◆ **Exercise prompt**
Extract every one of the lines below verbatim, changing nothing.
-- START OF Dataset excerpts --
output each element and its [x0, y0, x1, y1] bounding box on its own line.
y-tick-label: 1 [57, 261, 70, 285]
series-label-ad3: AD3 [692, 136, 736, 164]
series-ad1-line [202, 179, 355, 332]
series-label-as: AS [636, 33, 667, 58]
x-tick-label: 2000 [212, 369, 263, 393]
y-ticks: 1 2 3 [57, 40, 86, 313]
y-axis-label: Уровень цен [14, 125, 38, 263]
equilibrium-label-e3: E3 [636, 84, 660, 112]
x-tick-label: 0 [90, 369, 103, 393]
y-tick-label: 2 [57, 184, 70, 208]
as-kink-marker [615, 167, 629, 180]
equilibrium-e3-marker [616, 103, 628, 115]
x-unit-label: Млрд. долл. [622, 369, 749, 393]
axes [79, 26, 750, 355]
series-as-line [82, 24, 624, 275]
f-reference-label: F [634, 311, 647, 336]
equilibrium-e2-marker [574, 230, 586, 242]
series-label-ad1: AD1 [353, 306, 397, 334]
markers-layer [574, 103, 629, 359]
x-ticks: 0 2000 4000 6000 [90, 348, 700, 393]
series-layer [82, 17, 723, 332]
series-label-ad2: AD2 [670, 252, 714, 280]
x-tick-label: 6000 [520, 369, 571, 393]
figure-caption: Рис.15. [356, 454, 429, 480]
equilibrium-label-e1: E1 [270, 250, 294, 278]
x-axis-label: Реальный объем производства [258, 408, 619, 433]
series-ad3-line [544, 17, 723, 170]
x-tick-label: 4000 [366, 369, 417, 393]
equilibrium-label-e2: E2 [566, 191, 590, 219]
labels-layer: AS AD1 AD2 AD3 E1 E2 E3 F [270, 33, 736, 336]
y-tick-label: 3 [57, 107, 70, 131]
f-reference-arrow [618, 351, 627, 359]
-- END OF Dataset excerpts --
◆ **Solved exercise**
output each element and its [x0, y0, x1, y1] bounding box on its own line.
y-tick-label: 1 [57, 261, 70, 285]
series-label-ad3: AD3 [692, 136, 736, 164]
series-ad1-line [202, 179, 355, 332]
series-label-as: AS [636, 33, 667, 58]
x-tick-label: 2000 [212, 369, 263, 393]
y-ticks: 1 2 3 [57, 40, 86, 313]
y-axis-label: Уровень цен [14, 125, 38, 263]
equilibrium-label-e3: E3 [636, 84, 660, 112]
x-tick-label: 0 [90, 369, 103, 393]
y-tick-label: 2 [57, 184, 70, 208]
as-kink-marker [615, 167, 629, 180]
equilibrium-e3-marker [616, 103, 628, 115]
x-unit-label: Млрд. долл. [622, 369, 749, 393]
axes [79, 26, 750, 355]
series-as-line [82, 24, 624, 275]
f-reference-label: F [634, 311, 647, 336]
equilibrium-e2-marker [574, 230, 586, 242]
series-label-ad1: AD1 [353, 306, 397, 334]
markers-layer [574, 103, 629, 359]
x-ticks: 0 2000 4000 6000 [90, 348, 700, 393]
series-layer [82, 17, 723, 332]
series-label-ad2: AD2 [670, 252, 714, 280]
x-tick-label: 6000 [520, 369, 571, 393]
figure-caption: Рис.15. [356, 454, 429, 480]
equilibrium-label-e1: E1 [270, 250, 294, 278]
x-axis-label: Реальный объем производства [258, 408, 619, 433]
series-ad3-line [544, 17, 723, 170]
x-tick-label: 4000 [366, 369, 417, 393]
equilibrium-label-e2: E2 [566, 191, 590, 219]
labels-layer: AS AD1 AD2 AD3 E1 E2 E3 F [270, 33, 736, 336]
y-tick-label: 3 [57, 107, 70, 131]
f-reference-arrow [618, 351, 627, 359]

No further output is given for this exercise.